* START Information supplied *

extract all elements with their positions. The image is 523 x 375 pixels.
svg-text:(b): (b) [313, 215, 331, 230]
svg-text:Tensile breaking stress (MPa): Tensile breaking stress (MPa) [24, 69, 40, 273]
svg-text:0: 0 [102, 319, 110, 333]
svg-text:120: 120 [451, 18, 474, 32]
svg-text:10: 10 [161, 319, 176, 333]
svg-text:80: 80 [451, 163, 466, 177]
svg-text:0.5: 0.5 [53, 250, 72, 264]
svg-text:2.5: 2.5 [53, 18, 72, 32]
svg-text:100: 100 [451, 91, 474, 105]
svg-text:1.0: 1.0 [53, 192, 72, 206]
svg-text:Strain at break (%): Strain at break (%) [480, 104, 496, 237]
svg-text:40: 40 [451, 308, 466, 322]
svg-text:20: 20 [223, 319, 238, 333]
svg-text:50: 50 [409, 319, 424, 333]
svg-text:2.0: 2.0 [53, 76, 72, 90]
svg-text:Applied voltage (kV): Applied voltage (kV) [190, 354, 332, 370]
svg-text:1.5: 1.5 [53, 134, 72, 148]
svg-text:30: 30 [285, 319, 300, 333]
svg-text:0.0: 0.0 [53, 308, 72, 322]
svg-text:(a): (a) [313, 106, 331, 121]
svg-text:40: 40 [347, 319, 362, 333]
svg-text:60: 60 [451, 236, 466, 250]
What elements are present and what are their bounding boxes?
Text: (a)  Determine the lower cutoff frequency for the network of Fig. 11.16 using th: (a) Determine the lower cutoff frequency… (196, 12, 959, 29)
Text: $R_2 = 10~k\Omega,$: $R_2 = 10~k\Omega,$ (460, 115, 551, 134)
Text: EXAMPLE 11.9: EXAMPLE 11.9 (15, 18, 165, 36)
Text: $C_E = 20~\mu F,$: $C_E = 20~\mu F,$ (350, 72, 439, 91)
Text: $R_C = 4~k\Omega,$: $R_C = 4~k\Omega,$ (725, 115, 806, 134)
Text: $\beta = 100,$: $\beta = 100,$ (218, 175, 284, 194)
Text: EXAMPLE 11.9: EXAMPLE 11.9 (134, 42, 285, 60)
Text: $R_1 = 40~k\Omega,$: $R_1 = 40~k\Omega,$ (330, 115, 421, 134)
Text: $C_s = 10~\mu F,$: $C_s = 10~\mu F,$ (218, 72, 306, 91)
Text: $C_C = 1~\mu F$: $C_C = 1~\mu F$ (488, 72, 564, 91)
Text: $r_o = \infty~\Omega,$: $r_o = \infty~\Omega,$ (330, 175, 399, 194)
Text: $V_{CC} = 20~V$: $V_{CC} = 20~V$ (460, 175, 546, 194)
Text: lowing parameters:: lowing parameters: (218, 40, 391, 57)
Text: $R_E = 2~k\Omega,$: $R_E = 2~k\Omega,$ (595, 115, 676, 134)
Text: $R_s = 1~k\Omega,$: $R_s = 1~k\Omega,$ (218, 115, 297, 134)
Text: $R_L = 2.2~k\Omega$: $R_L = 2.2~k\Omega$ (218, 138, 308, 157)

* END Information supplied *

### What the exercise asks
Gather each line of the material above that contains the string "EXAMPLE", treating uppercase and lowercase letters as distinct.

### Solved problem
Text: EXAMPLE 11.9: EXAMPLE 11.9 (15, 18, 165, 36)
Text: EXAMPLE 11.9: EXAMPLE 11.9 (134, 42, 285, 60)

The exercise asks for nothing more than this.